Challenge:
Set down every record once more, exactly as given.

═════ The data ═════

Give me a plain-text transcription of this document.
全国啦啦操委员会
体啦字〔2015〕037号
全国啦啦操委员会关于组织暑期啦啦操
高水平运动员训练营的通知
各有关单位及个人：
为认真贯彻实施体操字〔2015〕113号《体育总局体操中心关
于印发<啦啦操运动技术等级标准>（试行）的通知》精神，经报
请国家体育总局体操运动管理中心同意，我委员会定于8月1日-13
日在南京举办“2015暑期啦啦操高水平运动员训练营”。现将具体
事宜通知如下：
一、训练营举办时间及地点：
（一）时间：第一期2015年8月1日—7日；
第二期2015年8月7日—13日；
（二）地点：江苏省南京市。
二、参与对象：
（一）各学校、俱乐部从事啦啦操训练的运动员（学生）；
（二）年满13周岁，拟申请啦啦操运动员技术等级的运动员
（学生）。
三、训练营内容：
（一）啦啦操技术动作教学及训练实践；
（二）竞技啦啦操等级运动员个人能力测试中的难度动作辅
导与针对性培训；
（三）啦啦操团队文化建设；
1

═════

Solution to the exercise:
Give me a plain-text transcription of this document.
全国啦啦操委员会
体啦字〔2015〕037号
全国啦啦操委员会关于组织暑期啦啦操
高水平运动员训练营的通知
各有关单位及个人：
为认真贯彻实施体操字〔2015〕113号《体育总局体操中心关
于印发<啦啦操运动技术等级标准>（试行）的通知》精神，经报
请国家体育总局体操运动管理中心同意，我委员会定于8月1日-13
日在南京举办“2015暑期啦啦操高水平运动员训练营”。现将具体
事宜通知如下：
一、训练营举办时间及地点：
（一）时间：第一期2015年8月1日—7日；
第二期2015年8月7日—13日；
（二）地点：江苏省南京市。
二、参与对象：
（一）各学校、俱乐部从事啦啦操训练的运动员（学生）；
（二）年满13周岁，拟申请啦啦操运动员技术等级的运动员
（学生）。
三、训练营内容：
（一）啦啦操技术动作教学及训练实践；
（二）竞技啦啦操等级运动员个人能力测试中的难度动作辅
导与针对性培训；
（三）啦啦操团队文化建设；
1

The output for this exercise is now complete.